Can you transcribe every line of the items below verbatim, leaving nothing out?

## START Extracted records

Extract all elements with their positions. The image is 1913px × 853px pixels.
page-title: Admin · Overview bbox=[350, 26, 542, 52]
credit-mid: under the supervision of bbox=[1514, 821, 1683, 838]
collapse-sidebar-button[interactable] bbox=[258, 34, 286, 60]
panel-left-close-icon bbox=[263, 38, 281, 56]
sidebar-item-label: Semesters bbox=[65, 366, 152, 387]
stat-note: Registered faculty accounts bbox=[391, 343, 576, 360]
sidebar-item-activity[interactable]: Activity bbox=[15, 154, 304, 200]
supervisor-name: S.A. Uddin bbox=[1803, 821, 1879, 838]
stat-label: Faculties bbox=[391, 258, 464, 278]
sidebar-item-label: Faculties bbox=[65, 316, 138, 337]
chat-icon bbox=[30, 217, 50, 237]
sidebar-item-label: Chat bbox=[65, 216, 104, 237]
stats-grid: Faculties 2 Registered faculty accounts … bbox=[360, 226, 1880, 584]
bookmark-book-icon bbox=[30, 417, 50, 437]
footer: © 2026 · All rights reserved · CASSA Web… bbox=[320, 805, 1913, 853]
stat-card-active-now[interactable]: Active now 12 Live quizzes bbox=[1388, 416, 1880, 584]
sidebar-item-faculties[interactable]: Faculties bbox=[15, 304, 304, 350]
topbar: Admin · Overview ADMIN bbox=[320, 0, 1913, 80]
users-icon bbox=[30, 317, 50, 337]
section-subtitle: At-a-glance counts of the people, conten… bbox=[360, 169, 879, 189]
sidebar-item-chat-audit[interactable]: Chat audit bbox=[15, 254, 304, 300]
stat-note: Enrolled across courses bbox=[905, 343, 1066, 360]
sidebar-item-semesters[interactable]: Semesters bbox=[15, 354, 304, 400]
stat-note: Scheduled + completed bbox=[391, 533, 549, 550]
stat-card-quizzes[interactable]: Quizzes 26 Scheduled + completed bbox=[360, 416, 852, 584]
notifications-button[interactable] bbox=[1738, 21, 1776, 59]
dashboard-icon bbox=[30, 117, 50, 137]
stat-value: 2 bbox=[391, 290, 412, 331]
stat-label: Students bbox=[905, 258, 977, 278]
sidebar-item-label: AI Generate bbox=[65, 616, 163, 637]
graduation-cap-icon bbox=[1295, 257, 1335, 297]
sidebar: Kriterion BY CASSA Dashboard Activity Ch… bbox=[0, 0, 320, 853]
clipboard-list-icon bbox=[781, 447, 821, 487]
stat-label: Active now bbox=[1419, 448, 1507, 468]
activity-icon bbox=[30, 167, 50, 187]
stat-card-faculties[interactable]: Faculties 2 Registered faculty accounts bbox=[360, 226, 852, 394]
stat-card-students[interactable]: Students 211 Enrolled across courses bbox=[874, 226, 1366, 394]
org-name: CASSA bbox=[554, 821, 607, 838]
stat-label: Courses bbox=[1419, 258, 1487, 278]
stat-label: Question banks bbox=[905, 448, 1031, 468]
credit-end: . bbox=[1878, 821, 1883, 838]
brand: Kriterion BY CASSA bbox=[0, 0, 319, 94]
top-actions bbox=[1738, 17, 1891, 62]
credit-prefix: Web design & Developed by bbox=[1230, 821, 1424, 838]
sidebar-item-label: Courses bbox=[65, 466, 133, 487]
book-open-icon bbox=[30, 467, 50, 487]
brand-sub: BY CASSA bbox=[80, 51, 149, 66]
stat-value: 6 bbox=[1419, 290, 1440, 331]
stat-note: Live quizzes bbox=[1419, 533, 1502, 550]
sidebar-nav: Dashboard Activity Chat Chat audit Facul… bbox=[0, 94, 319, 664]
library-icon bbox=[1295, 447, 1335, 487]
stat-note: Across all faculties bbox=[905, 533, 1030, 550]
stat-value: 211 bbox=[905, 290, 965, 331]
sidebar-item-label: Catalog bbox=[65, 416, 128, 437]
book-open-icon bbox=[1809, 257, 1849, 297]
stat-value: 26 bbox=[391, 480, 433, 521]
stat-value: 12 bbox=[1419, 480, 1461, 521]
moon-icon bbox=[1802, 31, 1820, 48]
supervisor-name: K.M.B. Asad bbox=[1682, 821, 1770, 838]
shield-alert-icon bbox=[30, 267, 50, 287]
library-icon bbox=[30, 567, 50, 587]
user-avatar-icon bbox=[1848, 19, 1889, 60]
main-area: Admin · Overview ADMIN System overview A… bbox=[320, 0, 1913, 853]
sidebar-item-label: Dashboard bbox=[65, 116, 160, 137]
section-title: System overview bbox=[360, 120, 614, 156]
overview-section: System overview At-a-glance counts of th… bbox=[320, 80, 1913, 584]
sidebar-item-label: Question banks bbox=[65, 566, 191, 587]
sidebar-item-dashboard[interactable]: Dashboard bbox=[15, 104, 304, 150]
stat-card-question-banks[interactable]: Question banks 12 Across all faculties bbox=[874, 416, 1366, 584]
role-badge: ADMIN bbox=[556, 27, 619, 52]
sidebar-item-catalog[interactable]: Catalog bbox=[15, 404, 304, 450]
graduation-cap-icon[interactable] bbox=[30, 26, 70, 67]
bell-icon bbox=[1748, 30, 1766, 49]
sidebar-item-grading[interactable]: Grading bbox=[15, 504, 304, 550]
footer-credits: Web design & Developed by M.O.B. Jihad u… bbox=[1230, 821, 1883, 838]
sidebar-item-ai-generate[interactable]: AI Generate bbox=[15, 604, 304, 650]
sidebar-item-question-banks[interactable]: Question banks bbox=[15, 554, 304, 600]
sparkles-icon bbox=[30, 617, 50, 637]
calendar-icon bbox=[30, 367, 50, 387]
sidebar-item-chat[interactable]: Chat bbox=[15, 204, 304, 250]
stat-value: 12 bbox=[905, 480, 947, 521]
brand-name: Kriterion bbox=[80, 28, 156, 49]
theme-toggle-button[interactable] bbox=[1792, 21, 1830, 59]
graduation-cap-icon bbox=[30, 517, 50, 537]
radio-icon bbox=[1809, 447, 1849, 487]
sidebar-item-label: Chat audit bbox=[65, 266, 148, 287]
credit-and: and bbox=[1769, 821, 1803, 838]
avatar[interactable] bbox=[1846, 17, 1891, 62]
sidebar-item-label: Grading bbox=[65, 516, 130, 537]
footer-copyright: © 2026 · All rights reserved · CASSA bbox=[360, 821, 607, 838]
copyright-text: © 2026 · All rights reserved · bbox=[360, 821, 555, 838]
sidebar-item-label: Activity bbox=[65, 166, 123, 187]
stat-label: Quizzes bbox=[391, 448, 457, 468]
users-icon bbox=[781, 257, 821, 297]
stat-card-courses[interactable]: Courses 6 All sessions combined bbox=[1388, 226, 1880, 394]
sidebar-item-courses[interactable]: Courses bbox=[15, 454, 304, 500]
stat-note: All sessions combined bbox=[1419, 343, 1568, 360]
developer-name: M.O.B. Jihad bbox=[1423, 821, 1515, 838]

## END Extracted records

### Full solution
Extract all elements with their positions. The image is 1913px × 853px pixels.
page-title: Admin · Overview bbox=[350, 26, 542, 52]
credit-mid: under the supervision of bbox=[1514, 821, 1683, 838]
collapse-sidebar-button[interactable] bbox=[258, 34, 286, 60]
panel-left-close-icon bbox=[263, 38, 281, 56]
sidebar-item-label: Semesters bbox=[65, 366, 152, 387]
stat-note: Registered faculty accounts bbox=[391, 343, 576, 360]
sidebar-item-activity[interactable]: Activity bbox=[15, 154, 304, 200]
supervisor-name: S.A. Uddin bbox=[1803, 821, 1879, 838]
stat-label: Faculties bbox=[391, 258, 464, 278]
sidebar-item-label: Faculties bbox=[65, 316, 138, 337]
chat-icon bbox=[30, 217, 50, 237]
sidebar-item-label: Chat bbox=[65, 216, 104, 237]
stats-grid: Faculties 2 Registered faculty accounts … bbox=[360, 226, 1880, 584]
bookmark-book-icon bbox=[30, 417, 50, 437]
footer: © 2026 · All rights reserved · CASSA Web… bbox=[320, 805, 1913, 853]
stat-card-active-now[interactable]: Active now 12 Live quizzes bbox=[1388, 416, 1880, 584]
sidebar-item-faculties[interactable]: Faculties bbox=[15, 304, 304, 350]
topbar: Admin · Overview ADMIN bbox=[320, 0, 1913, 80]
users-icon bbox=[30, 317, 50, 337]
section-subtitle: At-a-glance counts of the people, conten… bbox=[360, 169, 879, 189]
sidebar-item-chat-audit[interactable]: Chat audit bbox=[15, 254, 304, 300]
stat-note: Enrolled across courses bbox=[905, 343, 1066, 360]
sidebar-item-semesters[interactable]: Semesters bbox=[15, 354, 304, 400]
stat-note: Scheduled + completed bbox=[391, 533, 549, 550]
stat-card-quizzes[interactable]: Quizzes 26 Scheduled + completed bbox=[360, 416, 852, 584]
notifications-button[interactable] bbox=[1738, 21, 1776, 59]
dashboard-icon bbox=[30, 117, 50, 137]
stat-value: 2 bbox=[391, 290, 412, 331]
stat-label: Students bbox=[905, 258, 977, 278]
sidebar-item-label: AI Generate bbox=[65, 616, 163, 637]
graduation-cap-icon bbox=[1295, 257, 1335, 297]
sidebar: Kriterion BY CASSA Dashboard Activity Ch… bbox=[0, 0, 320, 853]
clipboard-list-icon bbox=[781, 447, 821, 487]
stat-label: Active now bbox=[1419, 448, 1507, 468]
activity-icon bbox=[30, 167, 50, 187]
stat-card-faculties[interactable]: Faculties 2 Registered faculty accounts bbox=[360, 226, 852, 394]
stat-card-students[interactable]: Students 211 Enrolled across courses bbox=[874, 226, 1366, 394]
org-name: CASSA bbox=[554, 821, 607, 838]
stat-label: Courses bbox=[1419, 258, 1487, 278]
stat-label: Question banks bbox=[905, 448, 1031, 468]
credit-end: . bbox=[1878, 821, 1883, 838]
brand: Kriterion BY CASSA bbox=[0, 0, 319, 94]
top-actions bbox=[1738, 17, 1891, 62]
credit-prefix: Web design & Developed by bbox=[1230, 821, 1424, 838]
sidebar-item-label: Courses bbox=[65, 466, 133, 487]
book-open-icon bbox=[30, 467, 50, 487]
brand-sub: BY CASSA bbox=[80, 51, 149, 66]
stat-value: 6 bbox=[1419, 290, 1440, 331]
stat-note: Live quizzes bbox=[1419, 533, 1502, 550]
sidebar-nav: Dashboard Activity Chat Chat audit Facul… bbox=[0, 94, 319, 664]
library-icon bbox=[1295, 447, 1335, 487]
stat-note: Across all faculties bbox=[905, 533, 1030, 550]
stat-value: 211 bbox=[905, 290, 965, 331]
sidebar-item-label: Catalog bbox=[65, 416, 128, 437]
book-open-icon bbox=[1809, 257, 1849, 297]
stat-value: 26 bbox=[391, 480, 433, 521]
stat-value: 12 bbox=[1419, 480, 1461, 521]
moon-icon bbox=[1802, 31, 1820, 48]
supervisor-name: K.M.B. Asad bbox=[1682, 821, 1770, 838]
shield-alert-icon bbox=[30, 267, 50, 287]
library-icon bbox=[30, 567, 50, 587]
user-avatar-icon bbox=[1848, 19, 1889, 60]
main-area: Admin · Overview ADMIN System overview A… bbox=[320, 0, 1913, 853]
sidebar-item-label: Dashboard bbox=[65, 116, 160, 137]
section-title: System overview bbox=[360, 120, 614, 156]
overview-section: System overview At-a-glance counts of th… bbox=[320, 80, 1913, 584]
sidebar-item-label: Question banks bbox=[65, 566, 191, 587]
sidebar-item-dashboard[interactable]: Dashboard bbox=[15, 104, 304, 150]
stat-card-question-banks[interactable]: Question banks 12 Across all faculties bbox=[874, 416, 1366, 584]
role-badge: ADMIN bbox=[556, 27, 619, 52]
sidebar-item-catalog[interactable]: Catalog bbox=[15, 404, 304, 450]
graduation-cap-icon[interactable] bbox=[30, 26, 70, 67]
bell-icon bbox=[1748, 30, 1766, 49]
sidebar-item-grading[interactable]: Grading bbox=[15, 504, 304, 550]
footer-credits: Web design & Developed by M.O.B. Jihad u… bbox=[1230, 821, 1883, 838]
sidebar-item-ai-generate[interactable]: AI Generate bbox=[15, 604, 304, 650]
sidebar-item-question-banks[interactable]: Question banks bbox=[15, 554, 304, 600]
sparkles-icon bbox=[30, 617, 50, 637]
calendar-icon bbox=[30, 367, 50, 387]
sidebar-item-chat[interactable]: Chat bbox=[15, 204, 304, 250]
stat-value: 12 bbox=[905, 480, 947, 521]
brand-name: Kriterion bbox=[80, 28, 156, 49]
theme-toggle-button[interactable] bbox=[1792, 21, 1830, 59]
graduation-cap-icon bbox=[30, 517, 50, 537]
radio-icon bbox=[1809, 447, 1849, 487]
sidebar-item-label: Chat audit bbox=[65, 266, 148, 287]
credit-and: and bbox=[1769, 821, 1803, 838]
avatar[interactable] bbox=[1846, 17, 1891, 62]
sidebar-item-label: Grading bbox=[65, 516, 130, 537]
footer-copyright: © 2026 · All rights reserved · CASSA bbox=[360, 821, 607, 838]
copyright-text: © 2026 · All rights reserved · bbox=[360, 821, 555, 838]
sidebar-item-label: Activity bbox=[65, 166, 123, 187]
stat-label: Quizzes bbox=[391, 448, 457, 468]
users-icon bbox=[781, 257, 821, 297]
stat-card-courses[interactable]: Courses 6 All sessions combined bbox=[1388, 226, 1880, 394]
sidebar-item-courses[interactable]: Courses bbox=[15, 454, 304, 500]
stat-note: All sessions combined bbox=[1419, 343, 1568, 360]
developer-name: M.O.B. Jihad bbox=[1423, 821, 1515, 838]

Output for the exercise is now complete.